__What you will do__:
Can you give back every line of the listing below verbatim, leaving out the pictures?

__Data entries__:
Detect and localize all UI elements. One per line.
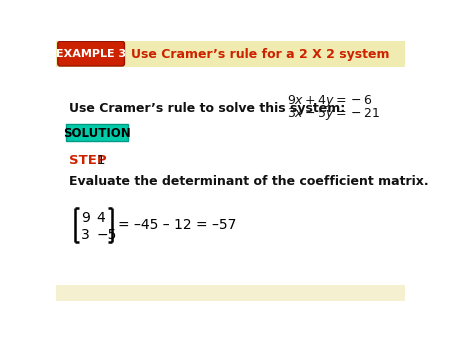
Text: 9: 9 (81, 211, 90, 225)
Bar (56, 41, 405, 67)
Text: STEP: STEP (69, 154, 106, 167)
Text: Use Cramer’s rule for a 2 X 2 system: Use Cramer’s rule for a 2 X 2 system (131, 48, 390, 61)
FancyBboxPatch shape (66, 124, 128, 141)
Text: $9x + 4y = -6$: $9x + 4y = -6$ (287, 93, 373, 108)
Text: 4: 4 (97, 211, 105, 225)
Text: Evaluate the determinant of the coefficient matrix.: Evaluate the determinant of the coeffici… (69, 175, 428, 188)
Text: 1: 1 (97, 154, 105, 167)
Text: 3: 3 (81, 227, 90, 242)
Text: −5: −5 (97, 227, 117, 242)
Text: EXAMPLE 3: EXAMPLE 3 (56, 49, 126, 59)
Text: = –45 – 12 = –57: = –45 – 12 = –57 (118, 218, 237, 232)
FancyBboxPatch shape (58, 41, 125, 66)
Text: SOLUTION: SOLUTION (63, 127, 131, 140)
Bar (56, 285, 405, 301)
Text: $3x - 5y = -21$: $3x - 5y = -21$ (287, 106, 381, 122)
Text: Use Cramer’s rule to solve this system:: Use Cramer’s rule to solve this system: (69, 102, 345, 115)
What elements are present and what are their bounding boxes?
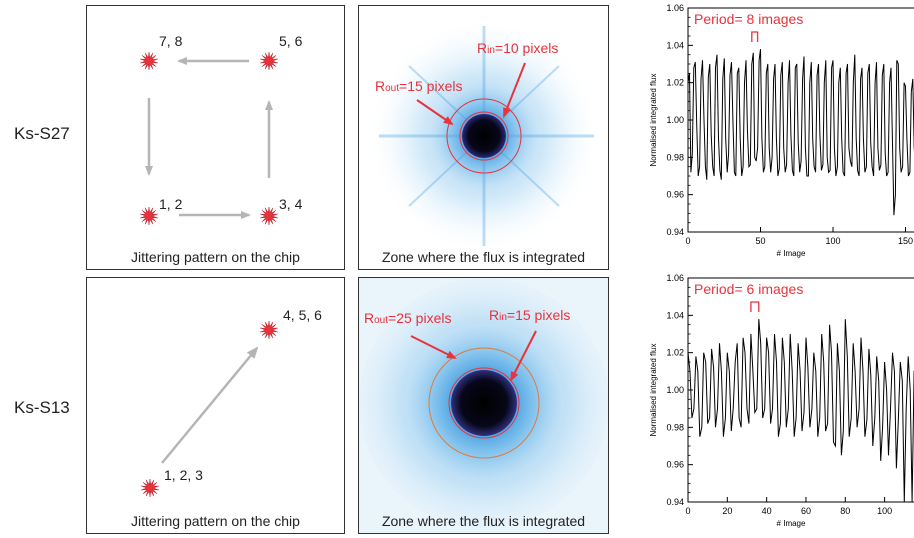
jitter-diagram-ks-s13 [141, 320, 278, 498]
rin-value: =10 pixels [494, 40, 559, 56]
star-icon [140, 51, 158, 71]
rin-sub: in [499, 312, 507, 323]
y-tick-label: 0.96 [666, 190, 684, 200]
x-tick-label: 50 [755, 236, 765, 246]
point-label: 1, 2 [159, 196, 183, 212]
point-label: 4, 5, 6 [283, 307, 322, 323]
zone-caption: Zone where the flux is integrated [381, 513, 586, 529]
y-tick-label: 1.00 [666, 115, 684, 125]
rout-arrow [416, 99, 454, 126]
psf-core [451, 370, 517, 436]
y-tick-label: 0.98 [666, 422, 684, 432]
star-shape [260, 320, 278, 340]
zone-caption: Zone where the flux is integrated [381, 249, 586, 265]
star-shape [140, 51, 158, 71]
x-tick-label: 40 [762, 506, 772, 516]
y-axis-label: Normalised integrated flux [649, 74, 658, 167]
flux-chart-ks-s13: 0.94 0.96 0.98 1.00 1.02 1.04 1.06 0 20 40 60 80 100… [649, 273, 914, 528]
period-bracket [751, 31, 759, 42]
star-icon [260, 320, 278, 340]
flux-series-line [688, 49, 914, 216]
x-tick-label: 100 [825, 236, 840, 246]
psf-image-ks-s13 [359, 278, 608, 533]
rin-arrow [503, 62, 526, 118]
rout-label: Rout=15 pixels [375, 78, 463, 94]
jitter-caption: Jittering pattern on the chip [131, 513, 300, 529]
x-tick-label: 20 [722, 506, 732, 516]
y-tick-label: 0.94 [666, 227, 684, 237]
y-tick-label: 1.04 [666, 310, 684, 320]
period-annotation: Period= 6 images [694, 281, 803, 297]
rout-circle [446, 98, 522, 174]
jitter-panel-ks-s13: 4, 5, 6 1, 2, 3 Jittering pattern on the… [86, 277, 345, 534]
rin-label: Rin=10 pixels [477, 40, 559, 56]
y-tick-label: 0.94 [666, 497, 684, 507]
y-tick-label: 1.04 [666, 40, 684, 50]
rin-sub: in [487, 45, 495, 56]
rout-value: =25 pixels [388, 310, 452, 326]
period-annotation: Period= 8 images [694, 11, 803, 27]
psf-image-ks-s27 [366, 18, 602, 254]
point-label: 3, 4 [279, 196, 303, 212]
flux-series-line [688, 319, 914, 502]
period-bracket [750, 301, 760, 312]
y-axis-label: Normalised integrated flux [649, 344, 658, 437]
zone-panel-ks-s13: Rin=15 pixels Rout=25 pixels Zone where … [358, 277, 609, 534]
x-tick-label: 0 [685, 236, 690, 246]
arrow-diagonal [161, 346, 259, 464]
x-tick-label: 60 [801, 506, 811, 516]
rin-value: =15 pixels [506, 307, 571, 323]
jitter-panel-ks-s27: 7, 8 5, 6 1, 2 3, 4 Jittering pattern on… [86, 5, 345, 270]
rin-circle [459, 111, 509, 161]
rout-sub: out [385, 83, 400, 94]
x-tick-label: 80 [840, 506, 850, 516]
x-tick-label: 0 [685, 506, 690, 516]
rout-label: Rout=25 pixels [364, 310, 452, 326]
x-axis-label: # Image [777, 249, 806, 258]
y-tick-label: 1.06 [666, 273, 684, 283]
point-label: 7, 8 [159, 33, 183, 49]
star-icon [260, 51, 278, 71]
y-tick-label: 1.02 [666, 78, 684, 88]
point-label: 1, 2, 3 [164, 467, 203, 483]
row-label-ks-s27: Ks-S27 [14, 124, 70, 143]
zone-panel-ks-s27: Rin=10 pixels Rout=15 pixels Zone where … [358, 5, 609, 270]
flux-chart-ks-s27: 0.94 0.96 0.98 1.00 1.02 1.04 1.06 0 50 100 150 # I… [649, 3, 914, 258]
point-label: 5, 6 [279, 33, 303, 49]
star-shape [140, 206, 158, 226]
y-tick-label: 1.00 [666, 385, 684, 395]
rout-circle [428, 347, 540, 459]
star-icon [141, 478, 159, 498]
rout-value: =15 pixels [399, 78, 463, 94]
y-tick-label: 0.98 [666, 152, 684, 162]
x-tick-label: 150 [898, 236, 913, 246]
star-shape [260, 206, 278, 226]
row-label-ks-s13: Ks-S13 [14, 398, 70, 417]
jitter-caption: Jittering pattern on the chip [131, 249, 300, 265]
star-icon [260, 206, 278, 226]
y-tick-label: 0.96 [666, 460, 684, 470]
star-shape [260, 51, 278, 71]
rout-sub: out [374, 315, 389, 326]
rin-arrow [510, 330, 537, 382]
rin-label: Rin=15 pixels [489, 307, 571, 323]
psf-core [462, 114, 506, 158]
x-axis-label: # Image [777, 519, 806, 528]
x-tick-label: 100 [877, 506, 892, 516]
jitter-diagram-ks-s27 [140, 51, 278, 226]
y-tick-label: 1.02 [666, 348, 684, 358]
rout-arrow [410, 335, 457, 359]
y-tick-label: 1.06 [666, 3, 684, 13]
star-shape [141, 478, 159, 498]
rin-circle [448, 367, 520, 439]
star-icon [140, 206, 158, 226]
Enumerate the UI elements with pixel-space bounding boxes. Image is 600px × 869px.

__Answer for the task__:
Detect and localize all UI elements. One per line.
Text: 9: 9 (81, 211, 90, 225)
Bar (56, 41, 405, 67)
Text: STEP: STEP (69, 154, 106, 167)
Text: Use Cramer’s rule for a 2 X 2 system: Use Cramer’s rule for a 2 X 2 system (131, 48, 390, 61)
FancyBboxPatch shape (66, 124, 128, 141)
Text: $9x + 4y = -6$: $9x + 4y = -6$ (287, 93, 373, 108)
Text: 4: 4 (97, 211, 105, 225)
Text: Evaluate the determinant of the coefficient matrix.: Evaluate the determinant of the coeffici… (69, 175, 428, 188)
Text: 1: 1 (97, 154, 105, 167)
Text: 3: 3 (81, 227, 90, 242)
Text: −5: −5 (97, 227, 117, 242)
Text: EXAMPLE 3: EXAMPLE 3 (56, 49, 126, 59)
Text: = –45 – 12 = –57: = –45 – 12 = –57 (118, 218, 237, 232)
FancyBboxPatch shape (58, 41, 125, 66)
Text: SOLUTION: SOLUTION (63, 127, 131, 140)
Bar (56, 285, 405, 301)
Text: $3x - 5y = -21$: $3x - 5y = -21$ (287, 106, 381, 122)
Text: Use Cramer’s rule to solve this system:: Use Cramer’s rule to solve this system: (69, 102, 345, 115)
What elements are present and what are their bounding boxes?
jitter-diagram-ks-s13 [141, 320, 278, 498]
rin-value: =10 pixels [494, 40, 559, 56]
star-icon [140, 51, 158, 71]
rin-sub: in [499, 312, 507, 323]
y-tick-label: 0.96 [666, 190, 684, 200]
x-tick-label: 50 [755, 236, 765, 246]
point-label: 1, 2 [159, 196, 183, 212]
point-label: 4, 5, 6 [283, 307, 322, 323]
zone-caption: Zone where the flux is integrated [381, 513, 586, 529]
y-tick-label: 1.00 [666, 115, 684, 125]
rout-arrow [416, 99, 454, 126]
psf-core [451, 370, 517, 436]
y-tick-label: 0.98 [666, 422, 684, 432]
star-shape [260, 320, 278, 340]
zone-caption: Zone where the flux is integrated [381, 249, 586, 265]
star-shape [140, 51, 158, 71]
x-tick-label: 40 [762, 506, 772, 516]
y-axis-label: Normalised integrated flux [649, 74, 658, 167]
flux-chart-ks-s13: 0.94 0.96 0.98 1.00 1.02 1.04 1.06 0 20 40 60 80 100… [649, 273, 914, 528]
period-bracket [751, 31, 759, 42]
star-icon [260, 320, 278, 340]
flux-series-line [688, 49, 914, 216]
x-tick-label: 100 [825, 236, 840, 246]
psf-image-ks-s13 [359, 278, 608, 533]
rin-arrow [503, 62, 526, 118]
rout-label: Rout=15 pixels [375, 78, 463, 94]
jitter-caption: Jittering pattern on the chip [131, 513, 300, 529]
x-tick-label: 20 [722, 506, 732, 516]
y-tick-label: 0.94 [666, 227, 684, 237]
y-tick-label: 1.04 [666, 310, 684, 320]
period-annotation: Period= 6 images [694, 281, 803, 297]
rout-circle [446, 98, 522, 174]
jitter-panel-ks-s13: 4, 5, 6 1, 2, 3 Jittering pattern on the… [86, 277, 345, 534]
rin-label: Rin=10 pixels [477, 40, 559, 56]
y-tick-label: 0.94 [666, 497, 684, 507]
y-tick-label: 1.04 [666, 40, 684, 50]
rin-sub: in [487, 45, 495, 56]
rout-value: =25 pixels [388, 310, 452, 326]
period-annotation: Period= 8 images [694, 11, 803, 27]
psf-image-ks-s27 [366, 18, 602, 254]
point-label: 3, 4 [279, 196, 303, 212]
flux-series-line [688, 319, 914, 502]
period-bracket [750, 301, 760, 312]
y-axis-label: Normalised integrated flux [649, 344, 658, 437]
zone-panel-ks-s13: Rin=15 pixels Rout=25 pixels Zone where … [358, 277, 609, 534]
x-tick-label: 0 [685, 236, 690, 246]
arrow-diagonal [161, 346, 259, 464]
x-tick-label: 60 [801, 506, 811, 516]
rin-value: =15 pixels [506, 307, 571, 323]
jitter-panel-ks-s27: 7, 8 5, 6 1, 2 3, 4 Jittering pattern on… [86, 5, 345, 270]
rin-circle [459, 111, 509, 161]
rout-sub: out [385, 83, 400, 94]
x-tick-label: 80 [840, 506, 850, 516]
x-tick-label: 0 [685, 506, 690, 516]
rout-label: Rout=25 pixels [364, 310, 452, 326]
x-axis-label: # Image [777, 249, 806, 258]
y-tick-label: 1.06 [666, 273, 684, 283]
point-label: 7, 8 [159, 33, 183, 49]
star-icon [260, 51, 278, 71]
y-tick-label: 1.02 [666, 78, 684, 88]
point-label: 1, 2, 3 [164, 467, 203, 483]
row-label-ks-s27: Ks-S27 [14, 124, 70, 143]
zone-panel-ks-s27: Rin=10 pixels Rout=15 pixels Zone where … [358, 5, 609, 270]
flux-chart-ks-s27: 0.94 0.96 0.98 1.00 1.02 1.04 1.06 0 50 100 150 # I… [649, 3, 914, 258]
point-label: 5, 6 [279, 33, 303, 49]
star-shape [140, 206, 158, 226]
y-tick-label: 1.00 [666, 385, 684, 395]
rout-circle [428, 347, 540, 459]
star-icon [141, 478, 159, 498]
rout-value: =15 pixels [399, 78, 463, 94]
y-tick-label: 0.98 [666, 152, 684, 162]
x-tick-label: 150 [898, 236, 913, 246]
star-shape [260, 206, 278, 226]
row-label-ks-s13: Ks-S13 [14, 398, 70, 417]
jitter-caption: Jittering pattern on the chip [131, 249, 300, 265]
star-icon [260, 206, 278, 226]
y-tick-label: 0.96 [666, 460, 684, 470]
star-shape [260, 51, 278, 71]
rout-sub: out [374, 315, 389, 326]
rin-arrow [510, 330, 537, 382]
rin-label: Rin=15 pixels [489, 307, 571, 323]
psf-core [462, 114, 506, 158]
x-axis-label: # Image [777, 519, 806, 528]
x-tick-label: 100 [877, 506, 892, 516]
jitter-diagram-ks-s27 [140, 51, 278, 226]
y-tick-label: 1.02 [666, 348, 684, 358]
rout-arrow [410, 335, 457, 359]
y-tick-label: 1.06 [666, 3, 684, 13]
star-shape [141, 478, 159, 498]
rin-circle [448, 367, 520, 439]
star-icon [140, 206, 158, 226]
Enumerate the UI elements with pixel-space bounding boxes. Image is 600px × 869px.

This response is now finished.